| Work to do |
Track down the lines that contain "left" and copy them.
[start]
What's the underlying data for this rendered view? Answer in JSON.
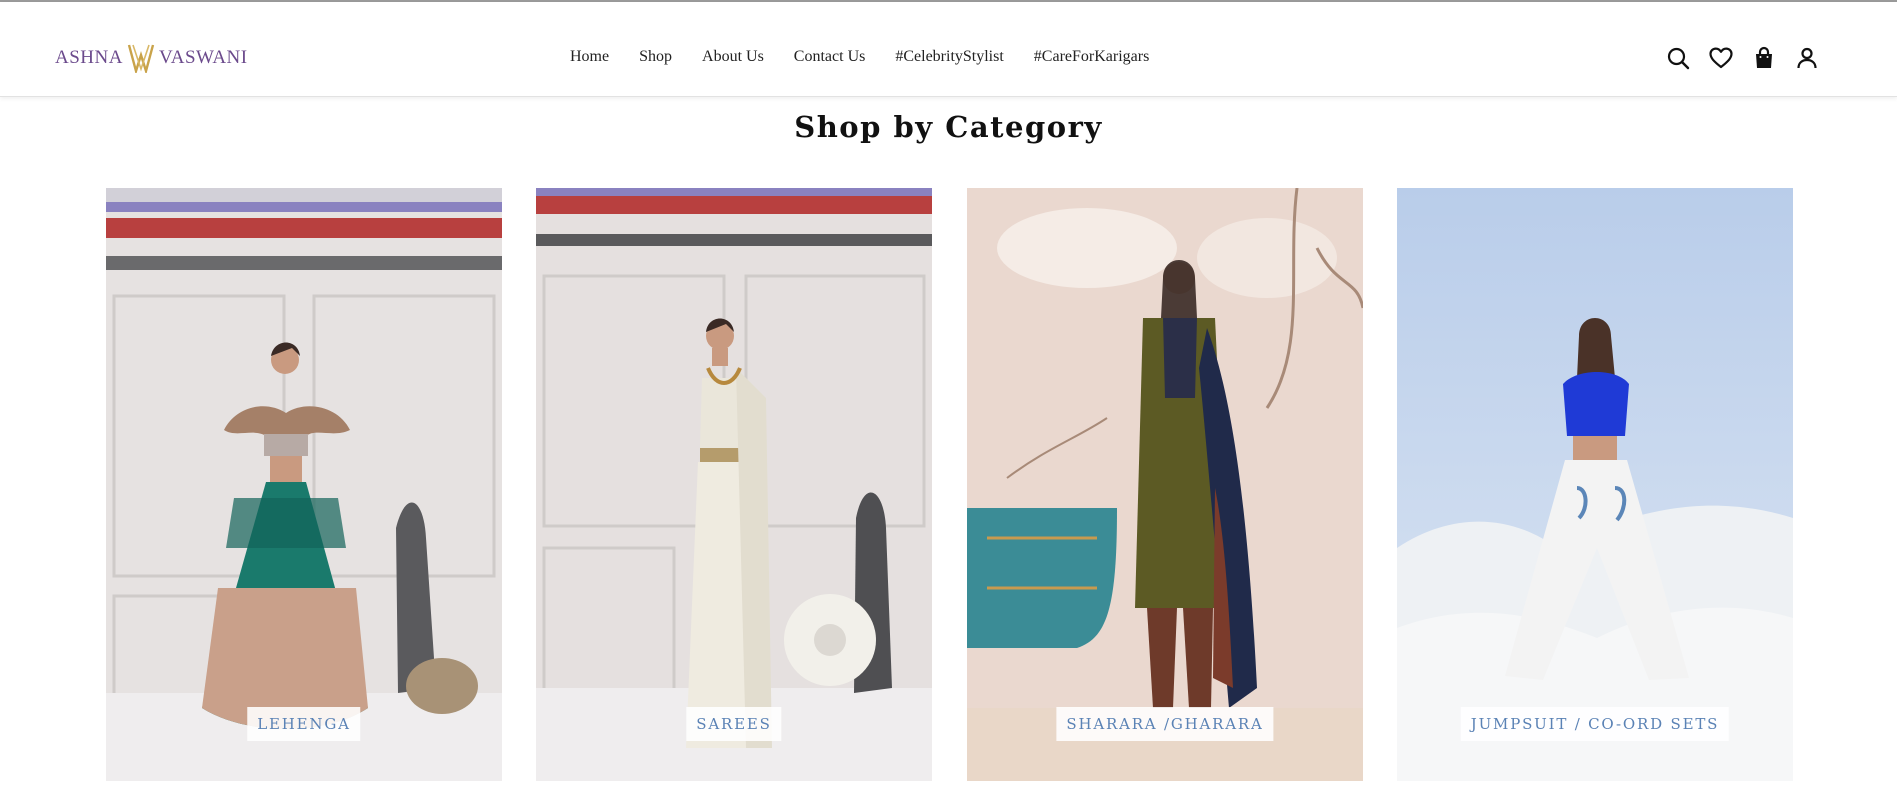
{
  "brand": {
    "left": "ASHNA",
    "right": "VASWANI"
  },
  "nav": [
    {
      "label": "Home"
    },
    {
      "label": "Shop"
    },
    {
      "label": "About Us"
    },
    {
      "label": "Contact Us"
    },
    {
      "label": "#CelebrityStylist"
    },
    {
      "label": "#CareForKarigars"
    }
  ],
  "icons": [
    "search-icon",
    "heart-icon",
    "shopping-bag-icon",
    "user-icon"
  ],
  "colors": {
    "accent": "#6b4a8c",
    "gold": "#c9a34a",
    "label": "#5a82b5"
  },
  "section": {
    "title": "Shop by Category"
  },
  "categories": [
    {
      "label": "LEHENGA"
    },
    {
      "label": "SAREES"
    },
    {
      "label": "SHARARA /GHARARA"
    },
    {
      "label": "JUMPSUIT / CO-ORD SETS"
    }
  ]
}
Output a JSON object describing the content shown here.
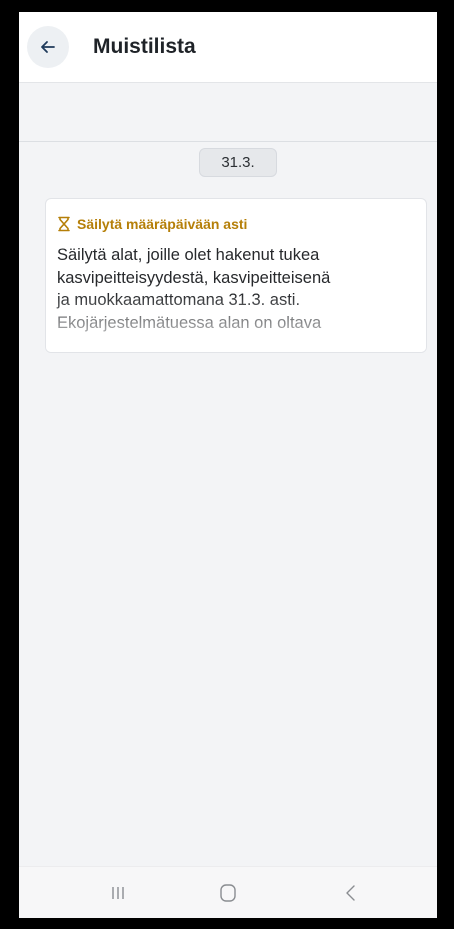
{
  "header": {
    "title": "Muistilista",
    "back_icon": "arrow-left-icon"
  },
  "reminder": {
    "date": "31.3.",
    "card": {
      "tag_icon": "hourglass-icon",
      "tag_label": "Säilytä määräpäivään asti",
      "tag_color": "#b57f08",
      "body_lines": [
        "Säilytä alat, joille olet hakenut tukea",
        "kasvipeitteisyydestä, kasvipeitteisenä",
        "ja muokkaamattomana 31.3. asti.",
        "Ekojärjestelmätuessa alan on oltava"
      ]
    }
  },
  "system_nav": {
    "recent_icon": "recent-apps-icon",
    "home_icon": "home-icon",
    "back_icon": "back-chevron-icon"
  }
}
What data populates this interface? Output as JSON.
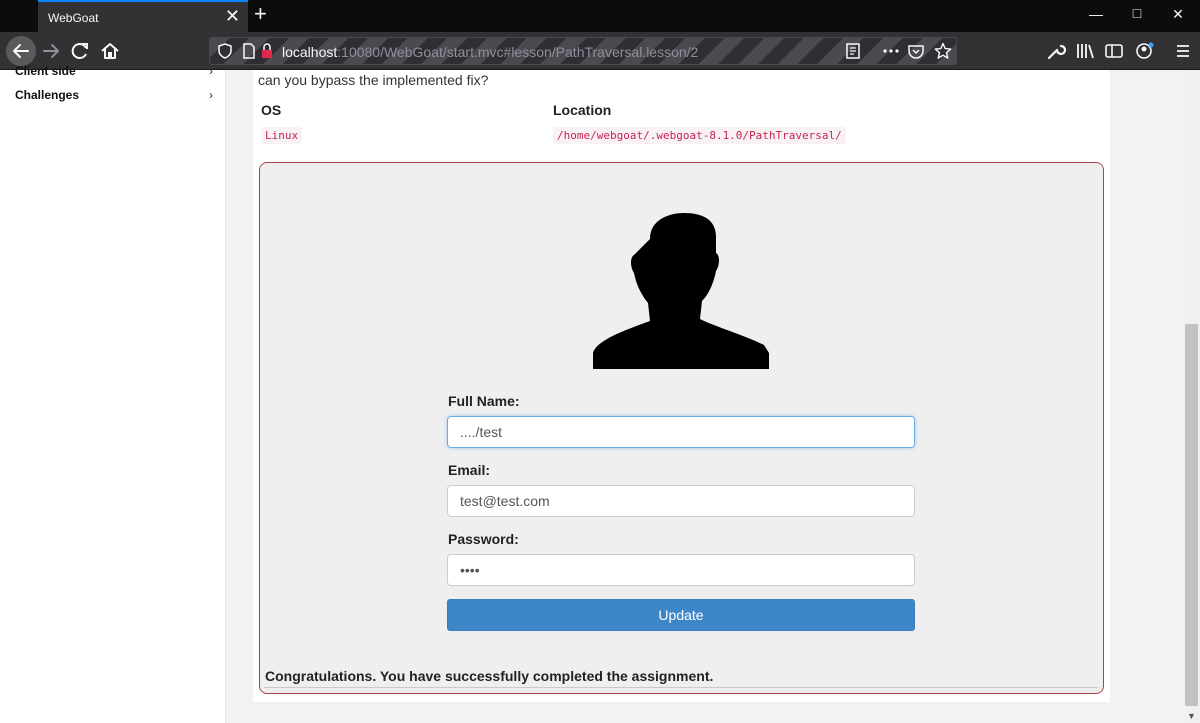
{
  "browser": {
    "tab_title": "WebGoat",
    "tab_close": "✕",
    "new_tab": "+",
    "url_host": "localhost",
    "url_path": ":10080/WebGoat/start.mvc#lesson/PathTraversal.lesson/2"
  },
  "sidebar": {
    "items": [
      {
        "label": "Client side"
      },
      {
        "label": "Challenges"
      }
    ],
    "chevron": "›"
  },
  "lesson": {
    "intro": "can you bypass the implemented fix?",
    "table": {
      "headers": [
        "OS",
        "Location"
      ],
      "rows": [
        [
          "Linux",
          "/home/webgoat/.webgoat-8.1.0/PathTraversal/"
        ]
      ]
    }
  },
  "form": {
    "full_name_label": "Full Name:",
    "full_name_value": "..../test",
    "email_label": "Email:",
    "email_value": "test@test.com",
    "password_label": "Password:",
    "password_value": "test",
    "update_label": "Update"
  },
  "feedback": "Congratulations. You have successfully completed the assignment.",
  "colors": {
    "accent": "#0a84ff",
    "button": "#3d87c9",
    "panel_border": "#a94442",
    "code_text": "#c7254e"
  }
}
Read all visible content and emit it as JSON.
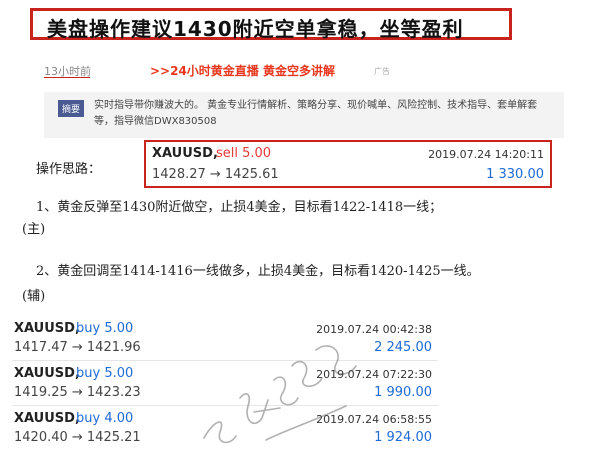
{
  "headline": "美盘操作建议1430附近空单拿稳，坐等盈利",
  "meta": {
    "time_ago": "13小时前",
    "promo_link": ">>24小时黄金直播 黄金空多讲解",
    "ad_tag": "广告"
  },
  "summary": {
    "badge": "摘要",
    "text": "实时指导带你赚波大的。 黄金专业行情解析、策略分享、现价喊单、风险控制、技术指导、套单解套等，指导微信DWX830508"
  },
  "strategy": {
    "title": "操作思路：",
    "item1_line1": "1、黄金反弹至1430附近做空，止损4美金，目标看1422-1418一线；",
    "item1_line2": "(主)",
    "item2_line1": "2、黄金回调至1414-1416一线做多，止损4美金，目标看1420-1425一线。",
    "item2_line2": "(辅)"
  },
  "main_trade": {
    "symbol": "XAUUSD,",
    "side": "sell 5.00",
    "datetime": "2019.07.24 14:20:11",
    "prices": "1428.27 → 1425.61",
    "profit": "1 330.00"
  },
  "trades": [
    {
      "symbol": "XAUUSD,",
      "side": "buy 5.00",
      "datetime": "2019.07.24 00:42:38",
      "prices": "1417.47 → 1421.96",
      "profit": "2 245.00"
    },
    {
      "symbol": "XAUUSD,",
      "side": "buy 5.00",
      "datetime": "2019.07.24 07:22:30",
      "prices": "1419.25 → 1423.23",
      "profit": "1 990.00"
    },
    {
      "symbol": "XAUUSD,",
      "side": "buy 4.00",
      "datetime": "2019.07.24 06:58:55",
      "prices": "1420.40 → 1425.21",
      "profit": "1 924.00"
    }
  ],
  "colors": {
    "headline_border": "#c8231c",
    "sell": "#e53935",
    "buy": "#1e6bd6",
    "promo": "#e8371e"
  }
}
[end]
| Output of the task |
    "left": "ASHNA",
    "back_icon": "arrow-left-icon"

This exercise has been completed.